== EXERCISE MATERIAL ==

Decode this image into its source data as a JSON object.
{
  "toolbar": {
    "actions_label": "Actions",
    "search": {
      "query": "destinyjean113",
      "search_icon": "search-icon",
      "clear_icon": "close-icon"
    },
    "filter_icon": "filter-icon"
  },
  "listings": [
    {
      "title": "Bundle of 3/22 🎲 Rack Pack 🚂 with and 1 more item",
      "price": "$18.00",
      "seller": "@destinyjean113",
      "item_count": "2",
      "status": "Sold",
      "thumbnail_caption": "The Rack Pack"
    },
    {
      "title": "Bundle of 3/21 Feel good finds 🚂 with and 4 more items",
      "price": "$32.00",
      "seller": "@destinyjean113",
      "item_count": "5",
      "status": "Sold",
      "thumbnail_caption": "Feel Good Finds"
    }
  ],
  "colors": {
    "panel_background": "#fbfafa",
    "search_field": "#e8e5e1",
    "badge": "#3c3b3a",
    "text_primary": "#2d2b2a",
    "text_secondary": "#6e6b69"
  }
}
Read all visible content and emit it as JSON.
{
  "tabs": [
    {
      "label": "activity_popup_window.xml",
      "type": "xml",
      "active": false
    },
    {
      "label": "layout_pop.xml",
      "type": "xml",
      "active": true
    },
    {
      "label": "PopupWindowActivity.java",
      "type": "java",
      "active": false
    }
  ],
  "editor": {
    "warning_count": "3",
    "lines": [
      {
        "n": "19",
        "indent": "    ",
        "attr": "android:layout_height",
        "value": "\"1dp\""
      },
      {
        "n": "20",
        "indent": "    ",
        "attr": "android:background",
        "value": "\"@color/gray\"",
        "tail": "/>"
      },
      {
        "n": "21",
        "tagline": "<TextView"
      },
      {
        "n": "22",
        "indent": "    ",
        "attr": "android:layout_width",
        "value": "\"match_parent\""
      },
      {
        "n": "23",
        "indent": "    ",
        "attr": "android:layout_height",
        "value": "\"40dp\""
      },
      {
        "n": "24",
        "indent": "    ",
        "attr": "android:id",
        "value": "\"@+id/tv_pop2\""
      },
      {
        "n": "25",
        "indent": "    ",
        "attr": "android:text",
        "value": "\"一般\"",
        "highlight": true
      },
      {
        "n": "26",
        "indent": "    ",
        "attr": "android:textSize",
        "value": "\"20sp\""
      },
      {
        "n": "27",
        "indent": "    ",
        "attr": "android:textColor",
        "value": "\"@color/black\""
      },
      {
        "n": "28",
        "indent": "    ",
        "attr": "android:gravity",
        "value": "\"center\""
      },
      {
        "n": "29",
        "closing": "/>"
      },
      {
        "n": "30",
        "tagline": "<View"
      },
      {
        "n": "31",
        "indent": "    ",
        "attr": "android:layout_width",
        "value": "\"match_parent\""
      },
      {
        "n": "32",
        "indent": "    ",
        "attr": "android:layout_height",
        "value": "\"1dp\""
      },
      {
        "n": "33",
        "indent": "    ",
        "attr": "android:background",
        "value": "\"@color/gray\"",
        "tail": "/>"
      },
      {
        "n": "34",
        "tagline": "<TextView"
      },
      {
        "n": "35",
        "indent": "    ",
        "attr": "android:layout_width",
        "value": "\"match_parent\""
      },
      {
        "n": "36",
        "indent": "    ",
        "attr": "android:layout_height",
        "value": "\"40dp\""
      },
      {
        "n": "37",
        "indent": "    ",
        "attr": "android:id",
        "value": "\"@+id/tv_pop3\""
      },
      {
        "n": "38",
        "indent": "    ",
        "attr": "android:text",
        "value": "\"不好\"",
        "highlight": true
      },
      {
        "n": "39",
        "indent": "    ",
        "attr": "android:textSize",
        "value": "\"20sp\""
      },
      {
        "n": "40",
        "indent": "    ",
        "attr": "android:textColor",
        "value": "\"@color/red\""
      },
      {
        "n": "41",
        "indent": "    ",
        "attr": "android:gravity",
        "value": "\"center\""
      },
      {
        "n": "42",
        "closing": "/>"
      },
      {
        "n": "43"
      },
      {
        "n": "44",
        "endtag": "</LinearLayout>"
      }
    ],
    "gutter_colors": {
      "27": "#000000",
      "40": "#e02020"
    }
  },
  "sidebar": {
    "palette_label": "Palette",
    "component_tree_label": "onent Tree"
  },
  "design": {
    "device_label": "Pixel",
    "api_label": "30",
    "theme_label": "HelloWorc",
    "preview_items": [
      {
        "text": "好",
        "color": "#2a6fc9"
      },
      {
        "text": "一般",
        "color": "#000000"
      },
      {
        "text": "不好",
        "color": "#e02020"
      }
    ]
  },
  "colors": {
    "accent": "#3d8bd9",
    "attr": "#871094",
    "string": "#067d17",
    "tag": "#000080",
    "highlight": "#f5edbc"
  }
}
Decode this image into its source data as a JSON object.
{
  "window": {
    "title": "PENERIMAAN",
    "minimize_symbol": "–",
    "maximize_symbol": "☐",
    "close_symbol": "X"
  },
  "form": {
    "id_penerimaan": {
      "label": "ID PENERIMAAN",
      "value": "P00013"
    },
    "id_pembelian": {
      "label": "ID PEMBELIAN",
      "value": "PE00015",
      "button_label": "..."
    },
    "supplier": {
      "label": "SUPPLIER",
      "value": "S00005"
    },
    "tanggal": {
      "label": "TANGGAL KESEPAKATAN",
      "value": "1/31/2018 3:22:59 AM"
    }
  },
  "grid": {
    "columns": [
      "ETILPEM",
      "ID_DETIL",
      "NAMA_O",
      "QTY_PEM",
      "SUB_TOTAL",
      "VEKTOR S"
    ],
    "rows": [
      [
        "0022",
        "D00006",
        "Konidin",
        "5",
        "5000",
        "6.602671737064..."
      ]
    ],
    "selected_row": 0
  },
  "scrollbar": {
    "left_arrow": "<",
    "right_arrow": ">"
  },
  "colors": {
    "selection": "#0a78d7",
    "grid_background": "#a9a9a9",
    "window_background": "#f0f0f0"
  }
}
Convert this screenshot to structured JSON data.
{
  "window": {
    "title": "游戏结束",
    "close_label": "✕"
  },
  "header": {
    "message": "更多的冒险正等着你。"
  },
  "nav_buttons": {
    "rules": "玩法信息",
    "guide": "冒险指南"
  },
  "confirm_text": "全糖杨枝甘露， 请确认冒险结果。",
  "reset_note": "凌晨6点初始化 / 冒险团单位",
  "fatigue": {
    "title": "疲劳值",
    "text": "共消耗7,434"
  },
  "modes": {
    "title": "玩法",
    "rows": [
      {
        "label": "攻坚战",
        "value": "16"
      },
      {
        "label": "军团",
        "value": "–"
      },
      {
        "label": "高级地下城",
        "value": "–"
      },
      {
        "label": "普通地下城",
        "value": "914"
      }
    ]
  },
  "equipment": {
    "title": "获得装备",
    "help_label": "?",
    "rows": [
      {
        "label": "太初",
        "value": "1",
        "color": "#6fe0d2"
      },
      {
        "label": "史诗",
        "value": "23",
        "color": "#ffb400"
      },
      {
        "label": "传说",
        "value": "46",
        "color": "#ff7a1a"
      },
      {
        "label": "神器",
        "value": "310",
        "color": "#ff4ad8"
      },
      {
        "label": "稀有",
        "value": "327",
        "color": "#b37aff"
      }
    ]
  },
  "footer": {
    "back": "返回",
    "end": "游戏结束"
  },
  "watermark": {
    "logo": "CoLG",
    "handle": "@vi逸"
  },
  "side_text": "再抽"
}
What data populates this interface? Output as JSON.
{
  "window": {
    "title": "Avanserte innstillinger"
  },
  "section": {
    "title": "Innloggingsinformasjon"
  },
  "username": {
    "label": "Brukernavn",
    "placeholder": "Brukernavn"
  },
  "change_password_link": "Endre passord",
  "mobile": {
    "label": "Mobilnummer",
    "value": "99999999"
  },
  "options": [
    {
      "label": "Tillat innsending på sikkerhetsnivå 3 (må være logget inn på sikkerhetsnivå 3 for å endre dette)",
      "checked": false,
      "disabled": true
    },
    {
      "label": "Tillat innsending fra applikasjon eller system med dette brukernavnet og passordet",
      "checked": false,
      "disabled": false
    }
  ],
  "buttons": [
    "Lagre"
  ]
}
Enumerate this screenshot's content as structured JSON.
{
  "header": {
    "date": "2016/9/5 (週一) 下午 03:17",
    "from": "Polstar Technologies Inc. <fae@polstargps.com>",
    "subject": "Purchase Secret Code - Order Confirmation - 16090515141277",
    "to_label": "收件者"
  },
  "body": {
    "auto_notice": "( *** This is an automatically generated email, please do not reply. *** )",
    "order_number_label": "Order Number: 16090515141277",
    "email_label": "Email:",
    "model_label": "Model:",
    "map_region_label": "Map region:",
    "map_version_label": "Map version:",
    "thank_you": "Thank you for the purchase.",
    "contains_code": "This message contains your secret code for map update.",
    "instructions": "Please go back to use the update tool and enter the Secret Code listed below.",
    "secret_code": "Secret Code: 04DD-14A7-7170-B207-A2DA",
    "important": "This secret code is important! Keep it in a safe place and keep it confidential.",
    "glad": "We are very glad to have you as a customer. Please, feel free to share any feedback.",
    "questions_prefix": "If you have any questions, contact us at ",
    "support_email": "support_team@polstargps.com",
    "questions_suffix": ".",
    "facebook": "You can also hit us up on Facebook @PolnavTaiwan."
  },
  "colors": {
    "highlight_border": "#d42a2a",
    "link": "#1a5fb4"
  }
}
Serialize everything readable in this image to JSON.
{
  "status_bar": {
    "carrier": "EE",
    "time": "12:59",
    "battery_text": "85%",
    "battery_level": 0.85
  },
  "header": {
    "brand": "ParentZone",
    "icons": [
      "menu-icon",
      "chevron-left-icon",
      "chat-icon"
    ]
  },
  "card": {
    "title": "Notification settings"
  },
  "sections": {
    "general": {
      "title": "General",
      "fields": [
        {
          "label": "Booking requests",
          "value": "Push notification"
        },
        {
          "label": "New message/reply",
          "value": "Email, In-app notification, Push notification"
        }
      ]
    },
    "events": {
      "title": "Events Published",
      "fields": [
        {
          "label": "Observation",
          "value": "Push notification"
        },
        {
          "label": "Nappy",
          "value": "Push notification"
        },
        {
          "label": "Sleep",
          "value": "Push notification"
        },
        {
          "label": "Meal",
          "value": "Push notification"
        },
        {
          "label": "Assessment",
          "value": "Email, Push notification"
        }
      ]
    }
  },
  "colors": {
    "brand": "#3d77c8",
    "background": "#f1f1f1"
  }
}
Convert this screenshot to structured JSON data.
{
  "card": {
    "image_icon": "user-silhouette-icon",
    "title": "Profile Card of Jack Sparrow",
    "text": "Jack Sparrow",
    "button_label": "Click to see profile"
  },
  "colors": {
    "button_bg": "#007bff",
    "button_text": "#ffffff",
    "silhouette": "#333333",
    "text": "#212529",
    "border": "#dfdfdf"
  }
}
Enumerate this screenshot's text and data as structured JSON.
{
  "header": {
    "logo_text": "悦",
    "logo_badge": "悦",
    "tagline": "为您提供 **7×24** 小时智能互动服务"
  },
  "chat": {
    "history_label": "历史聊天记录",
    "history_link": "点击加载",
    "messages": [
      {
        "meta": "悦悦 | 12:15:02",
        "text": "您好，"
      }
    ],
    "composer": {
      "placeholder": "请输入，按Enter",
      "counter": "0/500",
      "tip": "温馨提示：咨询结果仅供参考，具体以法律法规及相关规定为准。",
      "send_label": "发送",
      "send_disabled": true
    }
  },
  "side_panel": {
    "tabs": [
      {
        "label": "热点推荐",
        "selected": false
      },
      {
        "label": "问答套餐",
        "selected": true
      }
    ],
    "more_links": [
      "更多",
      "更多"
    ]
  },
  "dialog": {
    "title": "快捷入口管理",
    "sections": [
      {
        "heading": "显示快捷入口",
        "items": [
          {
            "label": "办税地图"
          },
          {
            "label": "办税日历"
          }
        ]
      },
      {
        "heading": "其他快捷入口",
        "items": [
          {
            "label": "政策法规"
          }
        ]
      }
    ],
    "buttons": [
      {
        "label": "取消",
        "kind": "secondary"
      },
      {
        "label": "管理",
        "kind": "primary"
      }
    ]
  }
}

===

CHALLENGE -
Report the number of lines above that contain the word "tagline", and only that number.

ANSWER FOR THIS EXERCISE -
4